» PROVIDED RECORDS
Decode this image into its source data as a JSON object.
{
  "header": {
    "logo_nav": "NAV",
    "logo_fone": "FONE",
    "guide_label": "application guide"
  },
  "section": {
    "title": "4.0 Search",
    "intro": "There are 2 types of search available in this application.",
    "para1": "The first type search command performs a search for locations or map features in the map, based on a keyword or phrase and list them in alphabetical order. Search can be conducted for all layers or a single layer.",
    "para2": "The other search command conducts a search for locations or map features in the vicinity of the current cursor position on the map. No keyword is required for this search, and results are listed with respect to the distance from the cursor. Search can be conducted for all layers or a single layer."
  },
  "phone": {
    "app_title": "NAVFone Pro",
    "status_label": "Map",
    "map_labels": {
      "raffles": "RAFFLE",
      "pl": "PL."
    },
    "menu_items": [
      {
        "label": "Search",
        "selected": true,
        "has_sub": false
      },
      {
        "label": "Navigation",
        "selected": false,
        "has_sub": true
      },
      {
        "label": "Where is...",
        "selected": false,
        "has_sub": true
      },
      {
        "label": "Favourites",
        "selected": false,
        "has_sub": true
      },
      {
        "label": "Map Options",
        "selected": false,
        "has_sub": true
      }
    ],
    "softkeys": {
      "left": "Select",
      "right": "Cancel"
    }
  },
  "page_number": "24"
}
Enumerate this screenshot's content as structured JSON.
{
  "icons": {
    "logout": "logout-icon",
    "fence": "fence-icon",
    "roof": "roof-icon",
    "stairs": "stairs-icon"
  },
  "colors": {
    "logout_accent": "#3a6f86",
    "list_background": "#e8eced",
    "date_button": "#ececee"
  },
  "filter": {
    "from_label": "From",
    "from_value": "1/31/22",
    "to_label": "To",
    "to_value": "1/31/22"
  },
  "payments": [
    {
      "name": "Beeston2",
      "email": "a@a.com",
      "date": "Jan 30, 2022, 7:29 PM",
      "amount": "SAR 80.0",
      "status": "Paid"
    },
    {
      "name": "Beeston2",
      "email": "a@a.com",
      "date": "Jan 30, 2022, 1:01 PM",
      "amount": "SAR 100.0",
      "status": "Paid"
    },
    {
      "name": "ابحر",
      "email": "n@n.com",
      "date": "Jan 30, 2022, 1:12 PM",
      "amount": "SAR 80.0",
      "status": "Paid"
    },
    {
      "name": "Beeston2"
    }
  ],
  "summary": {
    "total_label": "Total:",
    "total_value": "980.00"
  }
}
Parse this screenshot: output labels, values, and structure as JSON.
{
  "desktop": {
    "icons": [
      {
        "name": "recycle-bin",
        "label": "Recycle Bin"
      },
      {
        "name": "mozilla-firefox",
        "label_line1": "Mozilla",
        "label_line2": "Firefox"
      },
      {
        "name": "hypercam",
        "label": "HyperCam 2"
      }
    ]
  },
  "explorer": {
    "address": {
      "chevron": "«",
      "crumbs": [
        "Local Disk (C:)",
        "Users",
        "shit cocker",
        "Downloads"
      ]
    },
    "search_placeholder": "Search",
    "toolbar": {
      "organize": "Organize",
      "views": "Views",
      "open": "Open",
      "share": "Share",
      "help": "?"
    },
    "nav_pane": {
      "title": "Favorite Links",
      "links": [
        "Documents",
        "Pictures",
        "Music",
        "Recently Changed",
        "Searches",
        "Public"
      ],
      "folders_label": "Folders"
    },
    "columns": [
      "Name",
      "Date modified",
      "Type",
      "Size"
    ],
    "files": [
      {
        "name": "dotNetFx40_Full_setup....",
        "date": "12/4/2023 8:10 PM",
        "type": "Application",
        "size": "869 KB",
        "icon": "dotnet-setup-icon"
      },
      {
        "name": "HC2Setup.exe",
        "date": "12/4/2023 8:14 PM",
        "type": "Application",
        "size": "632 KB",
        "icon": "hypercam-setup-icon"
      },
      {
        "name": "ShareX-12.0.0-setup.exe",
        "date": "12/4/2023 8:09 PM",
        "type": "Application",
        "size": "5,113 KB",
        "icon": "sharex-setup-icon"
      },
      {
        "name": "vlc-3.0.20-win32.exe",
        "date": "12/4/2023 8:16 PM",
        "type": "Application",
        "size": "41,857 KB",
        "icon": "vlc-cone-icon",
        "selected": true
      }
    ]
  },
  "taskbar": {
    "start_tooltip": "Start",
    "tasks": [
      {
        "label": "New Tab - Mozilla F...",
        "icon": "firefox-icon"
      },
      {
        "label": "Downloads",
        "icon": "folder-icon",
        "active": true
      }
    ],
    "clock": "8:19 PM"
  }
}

» WHAT NEEDS TO BE DONE
Print all the data exactly.

» COMPLETE OUTPUT
Decode this image into its source data as a JSON object.
{
  "header": {
    "logo_nav": "NAV",
    "logo_fone": "FONE",
    "guide_label": "application guide"
  },
  "section": {
    "title": "4.0 Search",
    "intro": "There are 2 types of search available in this application.",
    "para1": "The first type search command performs a search for locations or map features in the map, based on a keyword or phrase and list them in alphabetical order. Search can be conducted for all layers or a single layer.",
    "para2": "The other search command conducts a search for locations or map features in the vicinity of the current cursor position on the map. No keyword is required for this search, and results are listed with respect to the distance from the cursor. Search can be conducted for all layers or a single layer."
  },
  "phone": {
    "app_title": "NAVFone Pro",
    "status_label": "Map",
    "map_labels": {
      "raffles": "RAFFLE",
      "pl": "PL."
    },
    "menu_items": [
      {
        "label": "Search",
        "selected": true,
        "has_sub": false
      },
      {
        "label": "Navigation",
        "selected": false,
        "has_sub": true
      },
      {
        "label": "Where is...",
        "selected": false,
        "has_sub": true
      },
      {
        "label": "Favourites",
        "selected": false,
        "has_sub": true
      },
      {
        "label": "Map Options",
        "selected": false,
        "has_sub": true
      }
    ],
    "softkeys": {
      "left": "Select",
      "right": "Cancel"
    }
  },
  "page_number": "24"
}
Enumerate this screenshot's content as structured JSON.
{
  "icons": {
    "logout": "logout-icon",
    "fence": "fence-icon",
    "roof": "roof-icon",
    "stairs": "stairs-icon"
  },
  "colors": {
    "logout_accent": "#3a6f86",
    "list_background": "#e8eced",
    "date_button": "#ececee"
  },
  "filter": {
    "from_label": "From",
    "from_value": "1/31/22",
    "to_label": "To",
    "to_value": "1/31/22"
  },
  "payments": [
    {
      "name": "Beeston2",
      "email": "a@a.com",
      "date": "Jan 30, 2022, 7:29 PM",
      "amount": "SAR 80.0",
      "status": "Paid"
    },
    {
      "name": "Beeston2",
      "email": "a@a.com",
      "date": "Jan 30, 2022, 1:01 PM",
      "amount": "SAR 100.0",
      "status": "Paid"
    },
    {
      "name": "ابحر",
      "email": "n@n.com",
      "date": "Jan 30, 2022, 1:12 PM",
      "amount": "SAR 80.0",
      "status": "Paid"
    },
    {
      "name": "Beeston2"
    }
  ],
  "summary": {
    "total_label": "Total:",
    "total_value": "980.00"
  }
}
Parse this screenshot: output labels, values, and structure as JSON.
{
  "desktop": {
    "icons": [
      {
        "name": "recycle-bin",
        "label": "Recycle Bin"
      },
      {
        "name": "mozilla-firefox",
        "label_line1": "Mozilla",
        "label_line2": "Firefox"
      },
      {
        "name": "hypercam",
        "label": "HyperCam 2"
      }
    ]
  },
  "explorer": {
    "address": {
      "chevron": "«",
      "crumbs": [
        "Local Disk (C:)",
        "Users",
        "shit cocker",
        "Downloads"
      ]
    },
    "search_placeholder": "Search",
    "toolbar": {
      "organize": "Organize",
      "views": "Views",
      "open": "Open",
      "share": "Share",
      "help": "?"
    },
    "nav_pane": {
      "title": "Favorite Links",
      "links": [
        "Documents",
        "Pictures",
        "Music",
        "Recently Changed",
        "Searches",
        "Public"
      ],
      "folders_label": "Folders"
    },
    "columns": [
      "Name",
      "Date modified",
      "Type",
      "Size"
    ],
    "files": [
      {
        "name": "dotNetFx40_Full_setup....",
        "date": "12/4/2023 8:10 PM",
        "type": "Application",
        "size": "869 KB",
        "icon": "dotnet-setup-icon"
      },
      {
        "name": "HC2Setup.exe",
        "date": "12/4/2023 8:14 PM",
        "type": "Application",
        "size": "632 KB",
        "icon": "hypercam-setup-icon"
      },
      {
        "name": "ShareX-12.0.0-setup.exe",
        "date": "12/4/2023 8:09 PM",
        "type": "Application",
        "size": "5,113 KB",
        "icon": "sharex-setup-icon"
      },
      {
        "name": "vlc-3.0.20-win32.exe",
        "date": "12/4/2023 8:16 PM",
        "type": "Application",
        "size": "41,857 KB",
        "icon": "vlc-cone-icon",
        "selected": true
      }
    ]
  },
  "taskbar": {
    "start_tooltip": "Start",
    "tasks": [
      {
        "label": "New Tab - Mozilla F...",
        "icon": "firefox-icon"
      },
      {
        "label": "Downloads",
        "icon": "folder-icon",
        "active": true
      }
    ],
    "clock": "8:19 PM"
  }
}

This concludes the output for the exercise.